----- Extracted data

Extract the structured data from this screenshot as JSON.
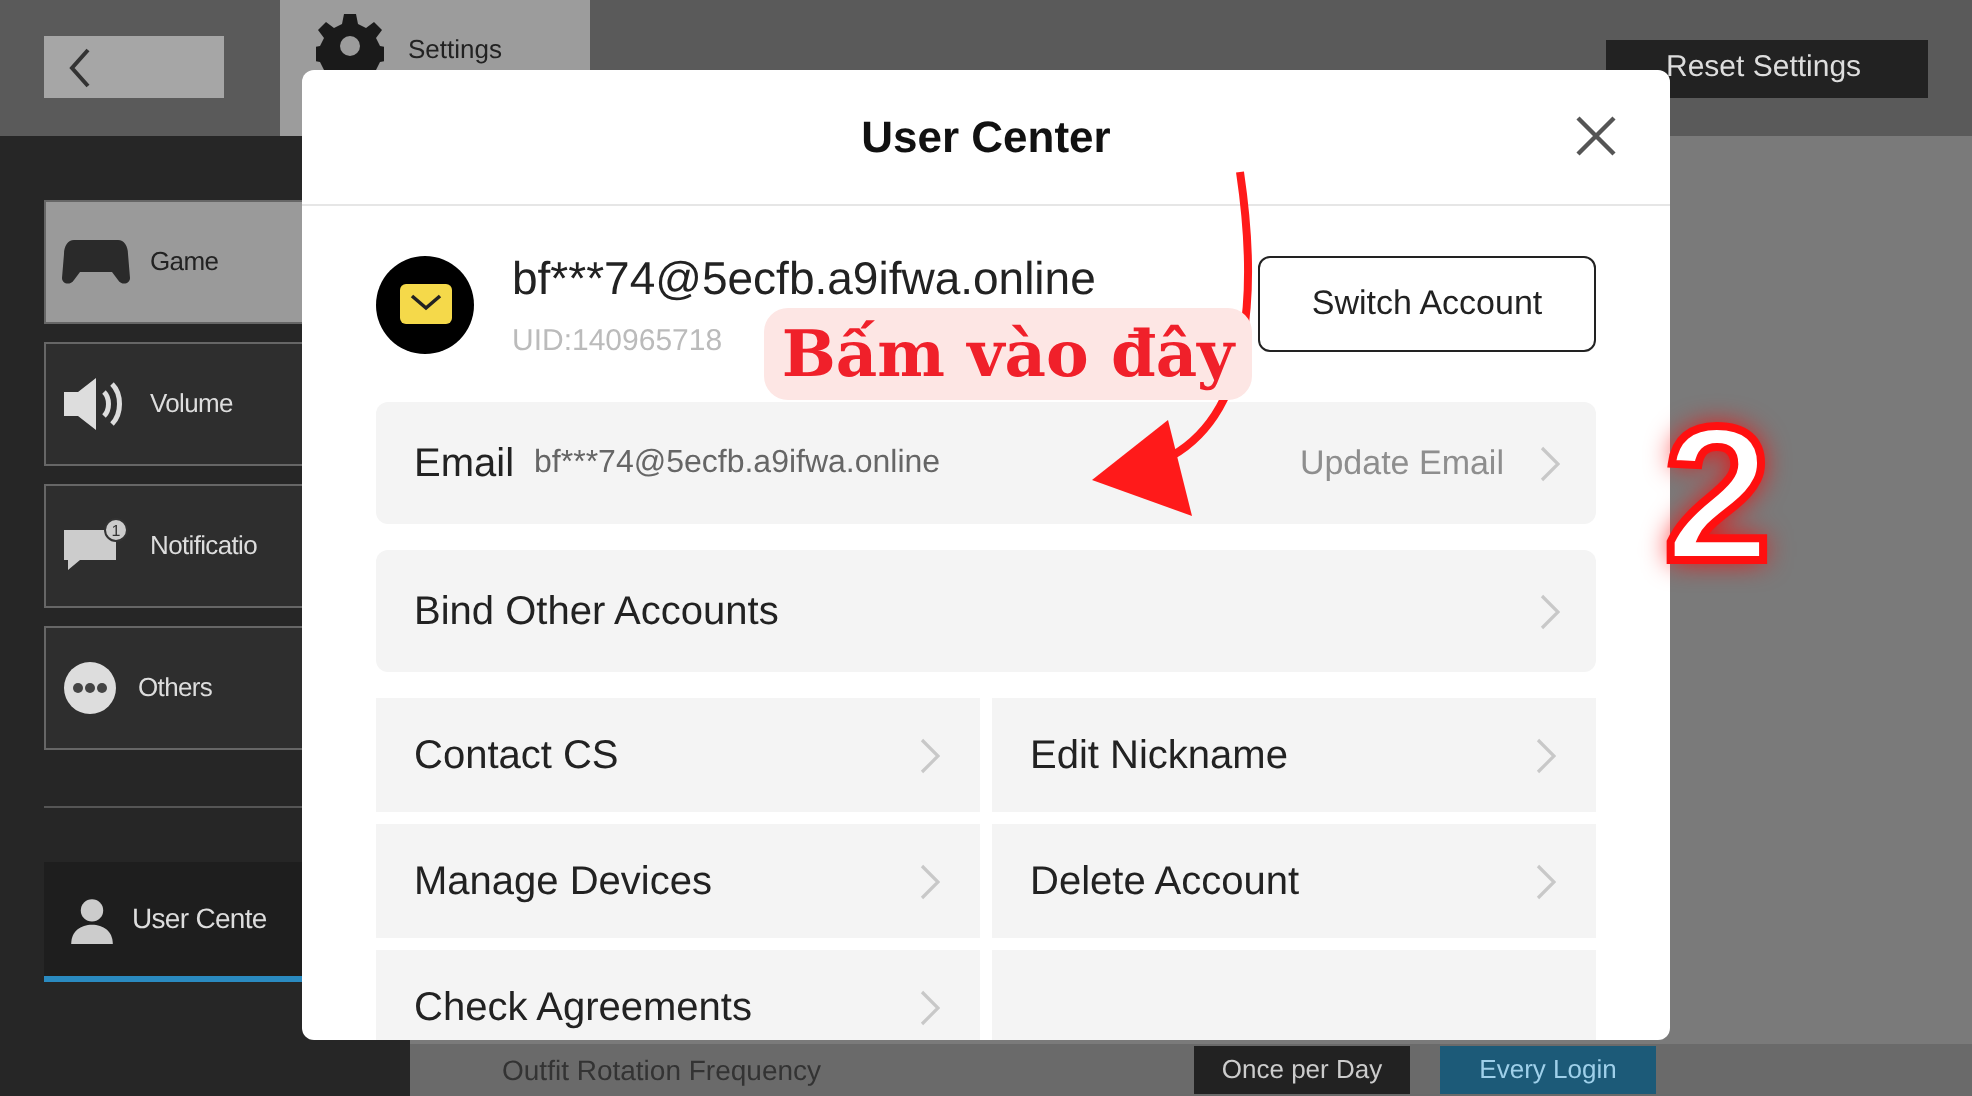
{
  "top_bar": {
    "settings_tab": "Settings",
    "reset_button": "Reset Settings"
  },
  "sidebar": {
    "items": [
      {
        "kind": "gamepad",
        "label": "Game",
        "selected": true
      },
      {
        "kind": "speaker",
        "label": "Volume",
        "selected": false
      },
      {
        "kind": "message",
        "label": "Notificatio",
        "badge": "1",
        "selected": false
      },
      {
        "kind": "dots",
        "label": "Others",
        "selected": false
      }
    ],
    "account_tab": {
      "label": "User Cente",
      "active": true
    }
  },
  "bottom_row": {
    "label": "Outfit Rotation Frequency",
    "options": [
      {
        "label": "Once per Day",
        "selected": false
      },
      {
        "label": "Every Login",
        "selected": true
      }
    ]
  },
  "dialog": {
    "title": "User Center",
    "account": {
      "name": "bf***74@5ecfb.a9ifwa.online",
      "uid": "UID:140965718"
    },
    "switch_button": "Switch Account",
    "email_row": {
      "label": "Email",
      "value": "bf***74@5ecfb.a9ifwa.online",
      "action": "Update Email"
    },
    "bind_row": "Bind Other Accounts",
    "grid": [
      "Contact CS",
      "Edit Nickname",
      "Manage Devices",
      "Delete Account",
      "Check Agreements"
    ]
  },
  "annotation": {
    "callout": "Bấm vào đây",
    "step": "2"
  }
}
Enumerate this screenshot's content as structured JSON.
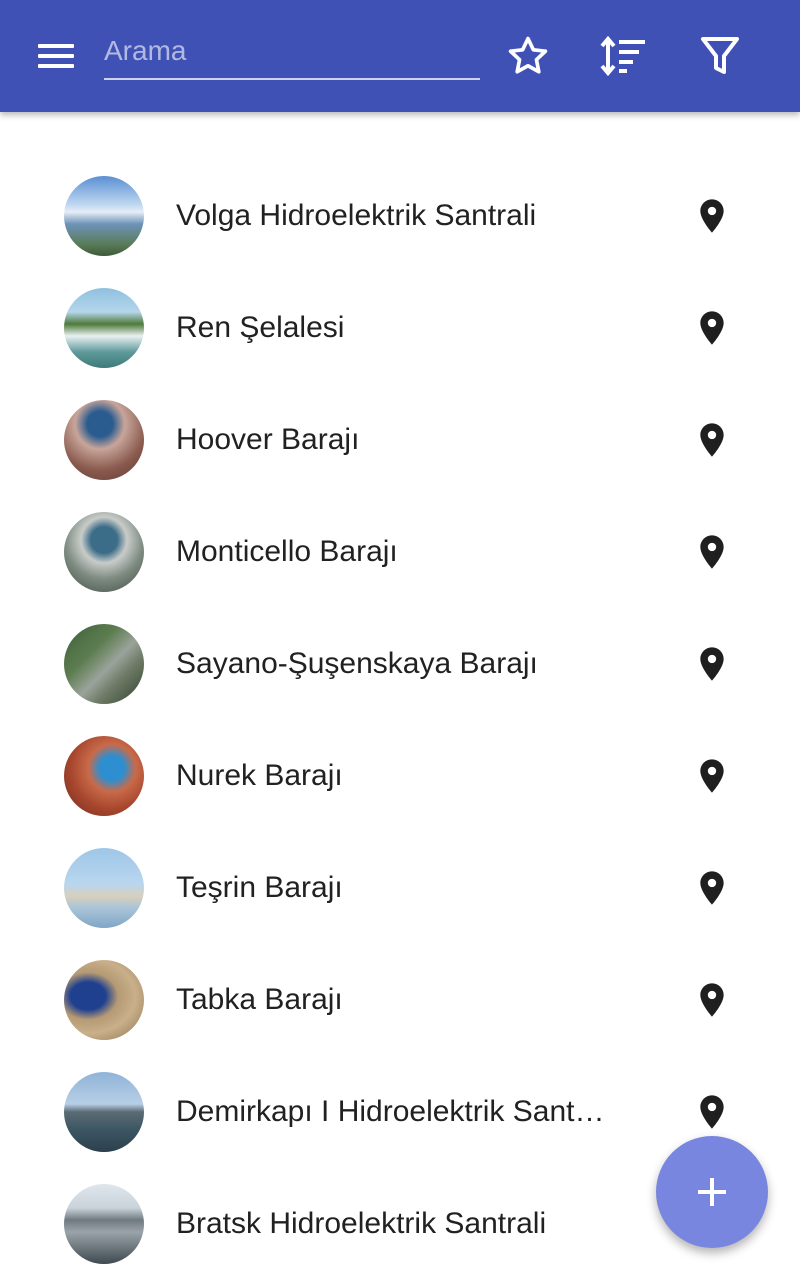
{
  "appbar": {
    "search_placeholder": "Arama",
    "menu_icon": "menu-icon",
    "favorite_icon": "star-outline-icon",
    "sort_icon": "sort-icon",
    "filter_icon": "filter-icon",
    "color": "#3F51B5"
  },
  "list": {
    "items": [
      {
        "name": "Volga Hidroelektrik Santrali"
      },
      {
        "name": "Ren Şelalesi"
      },
      {
        "name": "Hoover Barajı"
      },
      {
        "name": "Monticello Barajı"
      },
      {
        "name": "Sayano-Şuşenskaya Barajı"
      },
      {
        "name": "Nurek Barajı"
      },
      {
        "name": "Teşrin Barajı"
      },
      {
        "name": "Tabka Barajı"
      },
      {
        "name": "Demirkapı I Hidroelektrik Sant…"
      },
      {
        "name": "Bratsk Hidroelektrik Santrali"
      }
    ]
  },
  "fab": {
    "icon": "plus-icon",
    "color": "#7986E0"
  }
}
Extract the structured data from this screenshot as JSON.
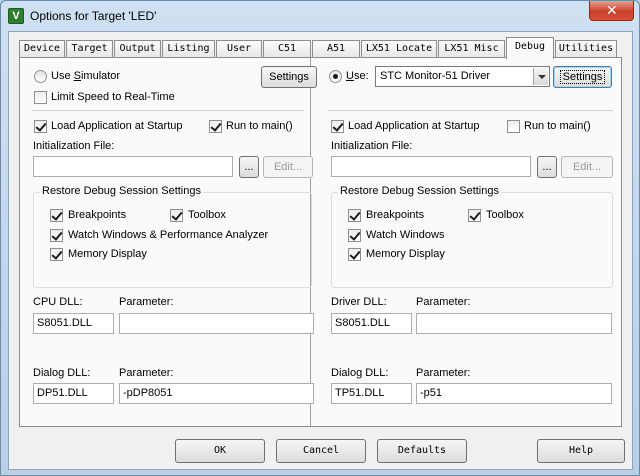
{
  "window": {
    "title": "Options for Target 'LED'",
    "close_glyph": "✕"
  },
  "tabs": [
    {
      "label": "Device"
    },
    {
      "label": "Target"
    },
    {
      "label": "Output"
    },
    {
      "label": "Listing"
    },
    {
      "label": "User"
    },
    {
      "label": "C51"
    },
    {
      "label": "A51"
    },
    {
      "label": "LX51 Locate"
    },
    {
      "label": "LX51 Misc"
    },
    {
      "label": "Debug"
    },
    {
      "label": "Utilities"
    }
  ],
  "active_tab": "Debug",
  "left": {
    "use_simulator_prefix": "Use ",
    "use_simulator_accel": "S",
    "use_simulator_rest": "imulator",
    "settings_label": "Settings",
    "limit_speed_label": "Limit Speed to Real-Time",
    "load_app_label": "Load Application at Startup",
    "run_to_main_label": "Run to main()",
    "init_file_label": "Initialization File:",
    "init_file_value": "",
    "browse_label": "...",
    "edit_label": "Edit...",
    "restore_group_label": "Restore Debug Session Settings",
    "breakpoints_label": "Breakpoints",
    "toolbox_label": "Toolbox",
    "watch_label": "Watch Windows & Performance Analyzer",
    "memory_label": "Memory Display",
    "dll_label": "CPU DLL:",
    "dll_param_label": "Parameter:",
    "dll_value": "S8051.DLL",
    "dll_param_value": "",
    "dialog_dll_label": "Dialog DLL:",
    "dialog_param_label": "Parameter:",
    "dialog_dll_value": "DP51.DLL",
    "dialog_param_value": "-pDP8051"
  },
  "right": {
    "use_label_accel": "U",
    "use_label_rest": "se:",
    "driver_selected": "STC Monitor-51 Driver",
    "settings_label": "Settings",
    "load_app_label": "Load Application at Startup",
    "run_to_main_label": "Run to main()",
    "init_file_label": "Initialization File:",
    "init_file_value": "",
    "browse_label": "...",
    "edit_label": "Edit...",
    "restore_group_label": "Restore Debug Session Settings",
    "breakpoints_label": "Breakpoints",
    "toolbox_label": "Toolbox",
    "watch_label": "Watch Windows",
    "memory_label": "Memory Display",
    "dll_label": "Driver DLL:",
    "dll_param_label": "Parameter:",
    "dll_value": "S8051.DLL",
    "dll_param_value": "",
    "dialog_dll_label": "Dialog DLL:",
    "dialog_param_label": "Parameter:",
    "dialog_dll_value": "TP51.DLL",
    "dialog_param_value": "-p51"
  },
  "footer": {
    "ok_label": "OK",
    "cancel_label": "Cancel",
    "defaults_label": "Defaults",
    "help_label": "Help"
  }
}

----------

Make an exact copy of the records shown above, without the pictures.

### Final result
Extract the structured data from this screenshot as JSON.
{
  "top_bar": {
    "settings_tab": "Settings",
    "reset_button": "Reset Settings"
  },
  "sidebar": {
    "items": [
      {
        "kind": "gamepad",
        "label": "Game",
        "selected": true
      },
      {
        "kind": "speaker",
        "label": "Volume",
        "selected": false
      },
      {
        "kind": "message",
        "label": "Notificatio",
        "badge": "1",
        "selected": false
      },
      {
        "kind": "dots",
        "label": "Others",
        "selected": false
      }
    ],
    "account_tab": {
      "label": "User Cente",
      "active": true
    }
  },
  "bottom_row": {
    "label": "Outfit Rotation Frequency",
    "options": [
      {
        "label": "Once per Day",
        "selected": false
      },
      {
        "label": "Every Login",
        "selected": true
      }
    ]
  },
  "dialog": {
    "title": "User Center",
    "account": {
      "name": "bf***74@5ecfb.a9ifwa.online",
      "uid": "UID:140965718"
    },
    "switch_button": "Switch Account",
    "email_row": {
      "label": "Email",
      "value": "bf***74@5ecfb.a9ifwa.online",
      "action": "Update Email"
    },
    "bind_row": "Bind Other Accounts",
    "grid": [
      "Contact CS",
      "Edit Nickname",
      "Manage Devices",
      "Delete Account",
      "Check Agreements"
    ]
  },
  "annotation": {
    "callout": "Bấm vào đây",
    "step": "2"
  }
}
Enumerate this screenshot's content as structured JSON.
{
  "appbar": {
    "search_placeholder": "Arama",
    "menu_icon": "menu-icon",
    "favorite_icon": "star-outline-icon",
    "sort_icon": "sort-icon",
    "filter_icon": "filter-icon",
    "color": "#3F51B5"
  },
  "list": {
    "items": [
      {
        "name": "Volga Hidroelektrik Santrali"
      },
      {
        "name": "Ren Şelalesi"
      },
      {
        "name": "Hoover Barajı"
      },
      {
        "name": "Monticello Barajı"
      },
      {
        "name": "Sayano-Şuşenskaya Barajı"
      },
      {
        "name": "Nurek Barajı"
      },
      {
        "name": "Teşrin Barajı"
      },
      {
        "name": "Tabka Barajı"
      },
      {
        "name": "Demirkapı I Hidroelektrik Sant…"
      },
      {
        "name": "Bratsk Hidroelektrik Santrali"
      }
    ]
  },
  "fab": {
    "icon": "plus-icon",
    "color": "#7986E0"
  }
}
Extract the structured data from this screenshot as JSON.
{
  "window": {
    "title": "Options for Target 'LED'",
    "close_glyph": "✕"
  },
  "tabs": [
    {
      "label": "Device"
    },
    {
      "label": "Target"
    },
    {
      "label": "Output"
    },
    {
      "label": "Listing"
    },
    {
      "label": "User"
    },
    {
      "label": "C51"
    },
    {
      "label": "A51"
    },
    {
      "label": "LX51 Locate"
    },
    {
      "label": "LX51 Misc"
    },
    {
      "label": "Debug"
    },
    {
      "label": "Utilities"
    }
  ],
  "active_tab": "Debug",
  "left": {
    "use_simulator_prefix": "Use ",
    "use_simulator_accel": "S",
    "use_simulator_rest": "imulator",
    "settings_label": "Settings",
    "limit_speed_label": "Limit Speed to Real-Time",
    "load_app_label": "Load Application at Startup",
    "run_to_main_label": "Run to main()",
    "init_file_label": "Initialization File:",
    "init_file_value": "",
    "browse_label": "...",
    "edit_label": "Edit...",
    "restore_group_label": "Restore Debug Session Settings",
    "breakpoints_label": "Breakpoints",
    "toolbox_label": "Toolbox",
    "watch_label": "Watch Windows & Performance Analyzer",
    "memory_label": "Memory Display",
    "dll_label": "CPU DLL:",
    "dll_param_label": "Parameter:",
    "dll_value": "S8051.DLL",
    "dll_param_value": "",
    "dialog_dll_label": "Dialog DLL:",
    "dialog_param_label": "Parameter:",
    "dialog_dll_value": "DP51.DLL",
    "dialog_param_value": "-pDP8051"
  },
  "right": {
    "use_label_accel": "U",
    "use_label_rest": "se:",
    "driver_selected": "STC Monitor-51 Driver",
    "settings_label": "Settings",
    "load_app_label": "Load Application at Startup",
    "run_to_main_label": "Run to main()",
    "init_file_label": "Initialization File:",
    "init_file_value": "",
    "browse_label": "...",
    "edit_label": "Edit...",
    "restore_group_label": "Restore Debug Session Settings",
    "breakpoints_label": "Breakpoints",
    "toolbox_label": "Toolbox",
    "watch_label": "Watch Windows",
    "memory_label": "Memory Display",
    "dll_label": "Driver DLL:",
    "dll_param_label": "Parameter:",
    "dll_value": "S8051.DLL",
    "dll_param_value": "",
    "dialog_dll_label": "Dialog DLL:",
    "dialog_param_label": "Parameter:",
    "dialog_dll_value": "TP51.DLL",
    "dialog_param_value": "-p51"
  },
  "footer": {
    "ok_label": "OK",
    "cancel_label": "Cancel",
    "defaults_label": "Defaults",
    "help_label": "Help"
  }
}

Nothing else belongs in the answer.